SET EXERCISE | Quote every line as given.

[Begin RECORD EXCERPTS]

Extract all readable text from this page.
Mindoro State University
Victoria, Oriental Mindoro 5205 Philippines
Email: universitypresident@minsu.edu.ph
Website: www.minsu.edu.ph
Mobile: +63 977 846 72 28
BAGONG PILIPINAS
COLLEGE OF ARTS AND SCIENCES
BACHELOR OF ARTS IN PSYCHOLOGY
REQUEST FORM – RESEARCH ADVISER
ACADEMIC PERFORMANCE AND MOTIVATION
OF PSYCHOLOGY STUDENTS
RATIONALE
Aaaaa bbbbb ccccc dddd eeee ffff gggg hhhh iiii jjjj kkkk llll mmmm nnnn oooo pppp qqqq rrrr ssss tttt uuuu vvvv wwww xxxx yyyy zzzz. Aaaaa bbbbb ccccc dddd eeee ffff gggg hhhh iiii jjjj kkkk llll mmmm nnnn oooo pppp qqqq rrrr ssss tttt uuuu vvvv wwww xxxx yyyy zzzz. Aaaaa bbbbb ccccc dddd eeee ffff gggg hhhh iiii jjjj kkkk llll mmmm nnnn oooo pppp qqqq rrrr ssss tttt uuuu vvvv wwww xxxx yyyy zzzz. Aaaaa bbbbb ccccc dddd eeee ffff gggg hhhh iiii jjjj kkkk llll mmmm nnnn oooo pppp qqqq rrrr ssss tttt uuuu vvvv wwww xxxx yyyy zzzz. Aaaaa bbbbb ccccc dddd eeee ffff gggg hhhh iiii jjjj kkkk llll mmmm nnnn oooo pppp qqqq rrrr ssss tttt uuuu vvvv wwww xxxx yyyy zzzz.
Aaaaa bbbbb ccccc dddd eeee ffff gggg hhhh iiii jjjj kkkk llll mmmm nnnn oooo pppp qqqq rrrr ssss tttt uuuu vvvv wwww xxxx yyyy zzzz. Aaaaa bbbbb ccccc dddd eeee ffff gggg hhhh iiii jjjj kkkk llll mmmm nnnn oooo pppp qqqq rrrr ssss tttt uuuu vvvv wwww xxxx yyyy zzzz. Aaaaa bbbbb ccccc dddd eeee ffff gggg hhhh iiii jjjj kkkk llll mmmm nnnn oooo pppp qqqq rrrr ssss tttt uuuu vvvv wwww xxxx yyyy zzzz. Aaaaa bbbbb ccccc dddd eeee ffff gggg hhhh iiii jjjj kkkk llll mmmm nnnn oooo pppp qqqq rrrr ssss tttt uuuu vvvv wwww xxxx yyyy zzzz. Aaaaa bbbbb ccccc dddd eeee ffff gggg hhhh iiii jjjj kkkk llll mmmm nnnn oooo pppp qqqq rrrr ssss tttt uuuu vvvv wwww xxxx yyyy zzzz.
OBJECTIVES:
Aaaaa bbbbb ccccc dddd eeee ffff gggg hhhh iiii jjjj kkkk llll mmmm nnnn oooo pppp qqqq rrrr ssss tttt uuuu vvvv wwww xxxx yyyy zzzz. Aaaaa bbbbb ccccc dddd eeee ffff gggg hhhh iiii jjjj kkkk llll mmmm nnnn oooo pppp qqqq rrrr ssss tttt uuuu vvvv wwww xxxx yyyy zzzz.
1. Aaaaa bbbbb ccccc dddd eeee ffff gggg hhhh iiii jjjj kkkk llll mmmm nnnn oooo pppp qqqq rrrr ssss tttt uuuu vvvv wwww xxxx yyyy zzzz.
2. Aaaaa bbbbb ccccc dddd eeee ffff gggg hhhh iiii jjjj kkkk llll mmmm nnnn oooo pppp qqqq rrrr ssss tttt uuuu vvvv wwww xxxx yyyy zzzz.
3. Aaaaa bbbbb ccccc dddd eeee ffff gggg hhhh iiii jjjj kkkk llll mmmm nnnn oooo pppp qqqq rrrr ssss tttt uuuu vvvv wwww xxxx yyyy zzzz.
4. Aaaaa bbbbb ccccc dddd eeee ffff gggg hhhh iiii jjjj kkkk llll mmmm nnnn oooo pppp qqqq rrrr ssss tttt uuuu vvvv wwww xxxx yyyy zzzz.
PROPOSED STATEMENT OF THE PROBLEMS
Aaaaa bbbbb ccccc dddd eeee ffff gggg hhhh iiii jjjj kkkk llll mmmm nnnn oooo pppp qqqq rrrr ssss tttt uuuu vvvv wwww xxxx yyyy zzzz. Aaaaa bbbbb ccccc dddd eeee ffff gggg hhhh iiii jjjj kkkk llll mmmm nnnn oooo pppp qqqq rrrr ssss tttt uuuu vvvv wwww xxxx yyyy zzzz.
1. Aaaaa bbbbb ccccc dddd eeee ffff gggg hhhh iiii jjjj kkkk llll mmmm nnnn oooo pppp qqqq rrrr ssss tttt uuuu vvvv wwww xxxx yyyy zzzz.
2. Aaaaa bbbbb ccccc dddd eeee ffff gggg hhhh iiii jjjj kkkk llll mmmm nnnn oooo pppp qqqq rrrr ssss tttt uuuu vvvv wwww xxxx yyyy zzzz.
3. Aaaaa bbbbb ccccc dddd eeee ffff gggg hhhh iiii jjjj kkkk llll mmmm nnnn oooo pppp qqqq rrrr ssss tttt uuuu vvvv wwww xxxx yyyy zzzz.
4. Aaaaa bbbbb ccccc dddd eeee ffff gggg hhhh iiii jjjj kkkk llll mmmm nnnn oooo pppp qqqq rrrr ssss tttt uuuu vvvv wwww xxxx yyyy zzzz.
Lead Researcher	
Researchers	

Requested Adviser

[End RECORD EXCERPTS]

RESPONSE FOR THIS EXERCISE |
Extract all readable text from this page.
Mindoro State University
Victoria, Oriental Mindoro 5205 Philippines
Email: universitypresident@minsu.edu.ph
Website: www.minsu.edu.ph
Mobile: +63 977 846 72 28
BAGONG PILIPINAS
COLLEGE OF ARTS AND SCIENCES
BACHELOR OF ARTS IN PSYCHOLOGY
REQUEST FORM – RESEARCH ADVISER
ACADEMIC PERFORMANCE AND MOTIVATION
OF PSYCHOLOGY STUDENTS
RATIONALE
Aaaaa bbbbb ccccc dddd eeee ffff gggg hhhh iiii jjjj kkkk llll mmmm nnnn oooo pppp qqqq rrrr ssss tttt uuuu vvvv wwww xxxx yyyy zzzz. Aaaaa bbbbb ccccc dddd eeee ffff gggg hhhh iiii jjjj kkkk llll mmmm nnnn oooo pppp qqqq rrrr ssss tttt uuuu vvvv wwww xxxx yyyy zzzz. Aaaaa bbbbb ccccc dddd eeee ffff gggg hhhh iiii jjjj kkkk llll mmmm nnnn oooo pppp qqqq rrrr ssss tttt uuuu vvvv wwww xxxx yyyy zzzz. Aaaaa bbbbb ccccc dddd eeee ffff gggg hhhh iiii jjjj kkkk llll mmmm nnnn oooo pppp qqqq rrrr ssss tttt uuuu vvvv wwww xxxx yyyy zzzz. Aaaaa bbbbb ccccc dddd eeee ffff gggg hhhh iiii jjjj kkkk llll mmmm nnnn oooo pppp qqqq rrrr ssss tttt uuuu vvvv wwww xxxx yyyy zzzz.
Aaaaa bbbbb ccccc dddd eeee ffff gggg hhhh iiii jjjj kkkk llll mmmm nnnn oooo pppp qqqq rrrr ssss tttt uuuu vvvv wwww xxxx yyyy zzzz. Aaaaa bbbbb ccccc dddd eeee ffff gggg hhhh iiii jjjj kkkk llll mmmm nnnn oooo pppp qqqq rrrr ssss tttt uuuu vvvv wwww xxxx yyyy zzzz. Aaaaa bbbbb ccccc dddd eeee ffff gggg hhhh iiii jjjj kkkk llll mmmm nnnn oooo pppp qqqq rrrr ssss tttt uuuu vvvv wwww xxxx yyyy zzzz. Aaaaa bbbbb ccccc dddd eeee ffff gggg hhhh iiii jjjj kkkk llll mmmm nnnn oooo pppp qqqq rrrr ssss tttt uuuu vvvv wwww xxxx yyyy zzzz. Aaaaa bbbbb ccccc dddd eeee ffff gggg hhhh iiii jjjj kkkk llll mmmm nnnn oooo pppp qqqq rrrr ssss tttt uuuu vvvv wwww xxxx yyyy zzzz.
OBJECTIVES:
Aaaaa bbbbb ccccc dddd eeee ffff gggg hhhh iiii jjjj kkkk llll mmmm nnnn oooo pppp qqqq rrrr ssss tttt uuuu vvvv wwww xxxx yyyy zzzz. Aaaaa bbbbb ccccc dddd eeee ffff gggg hhhh iiii jjjj kkkk llll mmmm nnnn oooo pppp qqqq rrrr ssss tttt uuuu vvvv wwww xxxx yyyy zzzz.
1. Aaaaa bbbbb ccccc dddd eeee ffff gggg hhhh iiii jjjj kkkk llll mmmm nnnn oooo pppp qqqq rrrr ssss tttt uuuu vvvv wwww xxxx yyyy zzzz.
2. Aaaaa bbbbb ccccc dddd eeee ffff gggg hhhh iiii jjjj kkkk llll mmmm nnnn oooo pppp qqqq rrrr ssss tttt uuuu vvvv wwww xxxx yyyy zzzz.
3. Aaaaa bbbbb ccccc dddd eeee ffff gggg hhhh iiii jjjj kkkk llll mmmm nnnn oooo pppp qqqq rrrr ssss tttt uuuu vvvv wwww xxxx yyyy zzzz.
4. Aaaaa bbbbb ccccc dddd eeee ffff gggg hhhh iiii jjjj kkkk llll mmmm nnnn oooo pppp qqqq rrrr ssss tttt uuuu vvvv wwww xxxx yyyy zzzz.
PROPOSED STATEMENT OF THE PROBLEMS
Aaaaa bbbbb ccccc dddd eeee ffff gggg hhhh iiii jjjj kkkk llll mmmm nnnn oooo pppp qqqq rrrr ssss tttt uuuu vvvv wwww xxxx yyyy zzzz. Aaaaa bbbbb ccccc dddd eeee ffff gggg hhhh iiii jjjj kkkk llll mmmm nnnn oooo pppp qqqq rrrr ssss tttt uuuu vvvv wwww xxxx yyyy zzzz.
1. Aaaaa bbbbb ccccc dddd eeee ffff gggg hhhh iiii jjjj kkkk llll mmmm nnnn oooo pppp qqqq rrrr ssss tttt uuuu vvvv wwww xxxx yyyy zzzz.
2. Aaaaa bbbbb ccccc dddd eeee ffff gggg hhhh iiii jjjj kkkk llll mmmm nnnn oooo pppp qqqq rrrr ssss tttt uuuu vvvv wwww xxxx yyyy zzzz.
3. Aaaaa bbbbb ccccc dddd eeee ffff gggg hhhh iiii jjjj kkkk llll mmmm nnnn oooo pppp qqqq rrrr ssss tttt uuuu vvvv wwww xxxx yyyy zzzz.
4. Aaaaa bbbbb ccccc dddd eeee ffff gggg hhhh iiii jjjj kkkk llll mmmm nnnn oooo pppp qqqq rrrr ssss tttt uuuu vvvv wwww xxxx yyyy zzzz.
Lead Researcher	
Researchers	

Requested Adviser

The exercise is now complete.